##### Recorded information

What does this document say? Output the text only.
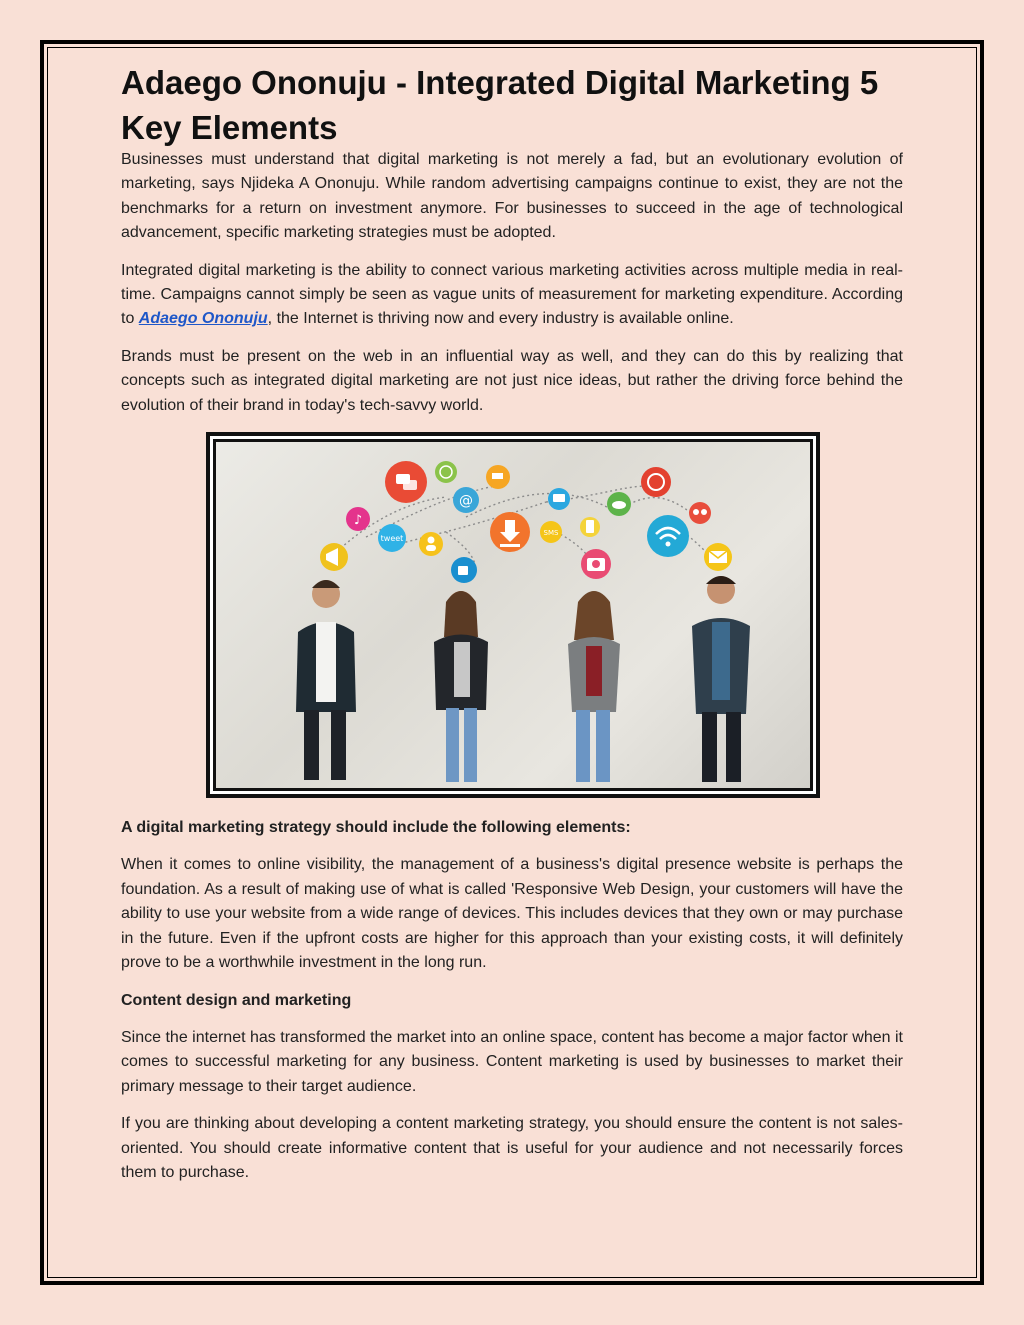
Adaego Ononuju - Integrated Digital Marketing 5 Key Elements

Businesses must understand that digital marketing is not merely a fad, but an evolutionary evolution of marketing, says Njideka A Ononuju. While random advertising campaigns continue to exist, they are not the benchmarks for a return on investment anymore. For businesses to succeed in the age of technological advancement, specific marketing strategies must be adopted.

Integrated digital marketing is the ability to connect various marketing activities across multiple media in real-time. Campaigns cannot simply be seen as vague units of measurement for marketing expenditure. According to Adaego Ononuju, the Internet is thriving now and every industry is available online.

Brands must be present on the web in an influential way as well, and they can do this by realizing that concepts such as integrated digital marketing are not just nice ideas, but rather the driving force behind the evolution of their brand in today's tech-savvy world.

@
♪
tweet
SMS
A digital marketing strategy should include the following elements:

When it comes to online visibility, the management of a business's digital presence website is perhaps the foundation. As a result of making use of what is called 'Responsive Web Design, your customers will have the ability to use your website from a wide range of devices. This includes devices that they own or may purchase in the future. Even if the upfront costs are higher for this approach than your existing costs, it will definitely prove to be a worthwhile investment in the long run.

Content design and marketing

Since the internet has transformed the market into an online space, content has become a major factor when it comes to successful marketing for any business. Content marketing is used by businesses to market their primary message to their target audience.

If you are thinking about developing a content marketing strategy, you should ensure the content is not sales-oriented. You should create informative content that is useful for your audience and not necessarily forces them to purchase.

##########

> [Exercise brief]
Sift through the entries and copy every line with "this".

> [Expected answer]
What does this document say? Output the text only.
Brands must be present on the web in an influential way as well, and they can do this by realizing that concepts such as integrated digital marketing are not just nice ideas, but rather the driving force behind the evolution of their brand in today's tech-savvy world.
When it comes to online visibility, the management of a business's digital presence website is perhaps the foundation. As a result of making use of what is called 'Responsive Web Design, your customers will have the ability to use your website from a wide range of devices. This includes devices that they own or may purchase in the future. Even if the upfront costs are higher for this approach than your existing costs, it will definitely prove to be a worthwhile investment in the long run.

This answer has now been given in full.